Excerpts from a figure dataset
◆ ◆ ◆ ◆ ◆ ◆ ◆

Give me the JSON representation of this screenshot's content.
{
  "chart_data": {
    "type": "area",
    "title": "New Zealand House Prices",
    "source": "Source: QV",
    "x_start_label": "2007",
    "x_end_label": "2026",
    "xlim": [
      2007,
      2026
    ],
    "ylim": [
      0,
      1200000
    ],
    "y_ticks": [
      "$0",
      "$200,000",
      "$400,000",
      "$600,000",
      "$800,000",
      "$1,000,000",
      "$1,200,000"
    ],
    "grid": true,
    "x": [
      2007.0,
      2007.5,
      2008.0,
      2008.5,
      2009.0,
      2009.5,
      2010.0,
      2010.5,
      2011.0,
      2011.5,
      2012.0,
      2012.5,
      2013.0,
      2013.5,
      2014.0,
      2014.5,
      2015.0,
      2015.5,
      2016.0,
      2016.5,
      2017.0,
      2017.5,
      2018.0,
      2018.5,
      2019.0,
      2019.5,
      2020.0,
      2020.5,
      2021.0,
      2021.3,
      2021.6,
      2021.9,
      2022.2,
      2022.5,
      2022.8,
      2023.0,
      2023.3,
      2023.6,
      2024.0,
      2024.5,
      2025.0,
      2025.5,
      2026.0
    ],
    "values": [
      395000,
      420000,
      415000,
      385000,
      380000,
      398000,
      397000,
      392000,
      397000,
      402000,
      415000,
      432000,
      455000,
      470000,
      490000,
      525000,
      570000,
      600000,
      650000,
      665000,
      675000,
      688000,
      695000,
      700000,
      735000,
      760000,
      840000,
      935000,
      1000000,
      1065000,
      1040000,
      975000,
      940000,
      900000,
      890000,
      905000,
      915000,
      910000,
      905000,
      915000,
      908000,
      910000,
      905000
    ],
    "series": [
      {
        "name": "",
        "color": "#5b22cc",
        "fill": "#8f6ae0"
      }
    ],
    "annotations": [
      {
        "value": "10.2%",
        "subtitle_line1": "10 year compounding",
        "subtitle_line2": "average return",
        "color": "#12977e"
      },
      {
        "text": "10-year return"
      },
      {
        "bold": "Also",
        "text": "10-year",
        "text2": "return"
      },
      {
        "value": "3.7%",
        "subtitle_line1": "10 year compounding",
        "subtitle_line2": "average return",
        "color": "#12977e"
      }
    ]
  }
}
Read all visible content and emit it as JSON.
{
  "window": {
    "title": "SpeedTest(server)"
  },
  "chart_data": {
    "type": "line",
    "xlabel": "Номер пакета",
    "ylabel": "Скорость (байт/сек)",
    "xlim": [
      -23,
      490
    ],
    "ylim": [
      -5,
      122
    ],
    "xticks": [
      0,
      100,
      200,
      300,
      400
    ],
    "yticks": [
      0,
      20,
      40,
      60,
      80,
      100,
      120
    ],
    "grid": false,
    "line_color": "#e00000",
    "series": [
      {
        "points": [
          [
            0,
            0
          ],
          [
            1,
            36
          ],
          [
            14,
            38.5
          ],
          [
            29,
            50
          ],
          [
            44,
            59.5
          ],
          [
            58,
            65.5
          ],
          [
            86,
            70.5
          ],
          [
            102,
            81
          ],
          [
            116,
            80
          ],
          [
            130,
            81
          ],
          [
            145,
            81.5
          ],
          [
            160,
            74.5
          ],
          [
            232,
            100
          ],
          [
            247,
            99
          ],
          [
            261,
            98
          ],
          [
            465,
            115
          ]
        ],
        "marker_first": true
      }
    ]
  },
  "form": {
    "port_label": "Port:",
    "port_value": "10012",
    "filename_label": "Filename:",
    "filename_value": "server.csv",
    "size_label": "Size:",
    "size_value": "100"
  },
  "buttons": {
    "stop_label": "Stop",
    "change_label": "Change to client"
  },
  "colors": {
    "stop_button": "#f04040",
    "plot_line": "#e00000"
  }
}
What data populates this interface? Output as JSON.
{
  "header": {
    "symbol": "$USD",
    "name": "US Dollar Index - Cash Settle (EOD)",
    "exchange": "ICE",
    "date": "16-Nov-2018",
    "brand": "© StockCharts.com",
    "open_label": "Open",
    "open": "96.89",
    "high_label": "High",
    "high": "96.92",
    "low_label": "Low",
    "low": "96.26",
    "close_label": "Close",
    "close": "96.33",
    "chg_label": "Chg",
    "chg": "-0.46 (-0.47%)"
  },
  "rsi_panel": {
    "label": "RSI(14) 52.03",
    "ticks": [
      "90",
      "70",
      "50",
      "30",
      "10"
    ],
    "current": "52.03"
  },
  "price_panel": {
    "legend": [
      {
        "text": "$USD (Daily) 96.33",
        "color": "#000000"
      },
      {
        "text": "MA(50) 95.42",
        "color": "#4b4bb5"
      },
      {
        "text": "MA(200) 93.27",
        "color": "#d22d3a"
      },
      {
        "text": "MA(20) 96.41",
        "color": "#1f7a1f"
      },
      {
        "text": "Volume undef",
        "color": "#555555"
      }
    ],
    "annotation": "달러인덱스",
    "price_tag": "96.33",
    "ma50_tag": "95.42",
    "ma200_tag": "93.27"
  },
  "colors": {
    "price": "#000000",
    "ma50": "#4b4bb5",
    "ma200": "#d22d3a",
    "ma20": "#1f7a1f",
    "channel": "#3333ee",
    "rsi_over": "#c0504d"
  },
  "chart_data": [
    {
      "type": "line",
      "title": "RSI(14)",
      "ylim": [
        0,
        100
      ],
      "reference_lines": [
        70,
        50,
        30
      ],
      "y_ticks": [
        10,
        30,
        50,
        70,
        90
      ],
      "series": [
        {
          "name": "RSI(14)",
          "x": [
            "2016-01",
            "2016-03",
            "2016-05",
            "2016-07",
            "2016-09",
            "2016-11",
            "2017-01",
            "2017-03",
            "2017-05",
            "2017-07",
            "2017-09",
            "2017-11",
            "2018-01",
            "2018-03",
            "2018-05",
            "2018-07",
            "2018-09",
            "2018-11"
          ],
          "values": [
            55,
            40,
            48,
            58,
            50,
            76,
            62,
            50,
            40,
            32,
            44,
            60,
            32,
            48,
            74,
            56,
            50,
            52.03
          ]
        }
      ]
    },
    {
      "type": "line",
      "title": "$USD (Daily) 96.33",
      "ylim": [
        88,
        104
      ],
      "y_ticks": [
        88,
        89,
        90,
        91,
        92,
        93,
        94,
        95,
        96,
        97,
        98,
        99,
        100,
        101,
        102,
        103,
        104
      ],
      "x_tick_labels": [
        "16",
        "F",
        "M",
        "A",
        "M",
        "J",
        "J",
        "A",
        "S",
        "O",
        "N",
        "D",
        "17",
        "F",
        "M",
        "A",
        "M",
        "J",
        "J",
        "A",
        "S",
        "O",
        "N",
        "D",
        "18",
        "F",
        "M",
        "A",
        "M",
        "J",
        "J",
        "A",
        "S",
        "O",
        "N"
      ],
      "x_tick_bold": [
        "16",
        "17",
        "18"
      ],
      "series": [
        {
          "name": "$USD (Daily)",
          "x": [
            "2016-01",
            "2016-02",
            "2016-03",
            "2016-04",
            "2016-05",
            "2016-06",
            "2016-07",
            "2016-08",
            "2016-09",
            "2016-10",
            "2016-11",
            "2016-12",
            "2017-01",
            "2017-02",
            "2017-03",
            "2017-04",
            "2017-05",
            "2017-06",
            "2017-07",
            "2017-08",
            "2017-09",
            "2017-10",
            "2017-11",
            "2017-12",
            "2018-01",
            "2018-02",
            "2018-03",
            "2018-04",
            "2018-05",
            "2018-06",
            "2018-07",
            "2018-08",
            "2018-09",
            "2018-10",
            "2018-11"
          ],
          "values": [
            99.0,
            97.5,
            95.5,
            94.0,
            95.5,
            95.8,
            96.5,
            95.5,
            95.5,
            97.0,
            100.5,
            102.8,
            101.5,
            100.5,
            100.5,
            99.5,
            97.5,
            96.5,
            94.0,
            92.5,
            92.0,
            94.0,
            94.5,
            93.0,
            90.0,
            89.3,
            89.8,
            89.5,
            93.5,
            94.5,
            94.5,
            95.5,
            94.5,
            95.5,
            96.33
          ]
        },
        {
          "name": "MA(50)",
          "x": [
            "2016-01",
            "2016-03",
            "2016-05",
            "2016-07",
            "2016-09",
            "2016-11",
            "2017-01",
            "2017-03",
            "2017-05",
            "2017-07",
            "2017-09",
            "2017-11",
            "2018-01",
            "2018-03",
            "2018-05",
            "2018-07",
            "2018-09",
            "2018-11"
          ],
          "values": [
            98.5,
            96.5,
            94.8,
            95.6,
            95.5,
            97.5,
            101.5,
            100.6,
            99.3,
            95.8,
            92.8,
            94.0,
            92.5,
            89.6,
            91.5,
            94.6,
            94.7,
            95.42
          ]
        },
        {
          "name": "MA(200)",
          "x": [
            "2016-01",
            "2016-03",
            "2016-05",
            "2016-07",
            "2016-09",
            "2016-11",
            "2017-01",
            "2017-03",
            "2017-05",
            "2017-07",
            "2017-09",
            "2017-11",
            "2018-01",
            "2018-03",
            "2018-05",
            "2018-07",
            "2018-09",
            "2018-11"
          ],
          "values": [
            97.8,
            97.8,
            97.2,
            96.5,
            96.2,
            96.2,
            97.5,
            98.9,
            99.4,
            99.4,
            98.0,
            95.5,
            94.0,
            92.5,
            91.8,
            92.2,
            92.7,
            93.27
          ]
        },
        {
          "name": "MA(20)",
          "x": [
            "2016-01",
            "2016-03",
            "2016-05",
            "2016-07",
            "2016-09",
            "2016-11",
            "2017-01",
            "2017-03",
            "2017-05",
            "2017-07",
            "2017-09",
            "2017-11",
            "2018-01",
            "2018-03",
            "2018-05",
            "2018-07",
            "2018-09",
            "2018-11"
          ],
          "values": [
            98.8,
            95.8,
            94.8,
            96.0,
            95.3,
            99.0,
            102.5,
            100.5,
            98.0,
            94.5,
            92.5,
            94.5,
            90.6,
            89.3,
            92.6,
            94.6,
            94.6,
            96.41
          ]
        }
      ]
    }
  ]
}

◆ ◆ ◆ ◆ ◆ ◆ ◆

* **WRITTEN EXERCISE**
Out of the material above, select every line that holds the string "JSON".

* **FINISHED EXERCISE**
Give me the JSON representation of this screenshot's content.
Read all visible content and emit it as JSON.
What data populates this interface? Output as JSON.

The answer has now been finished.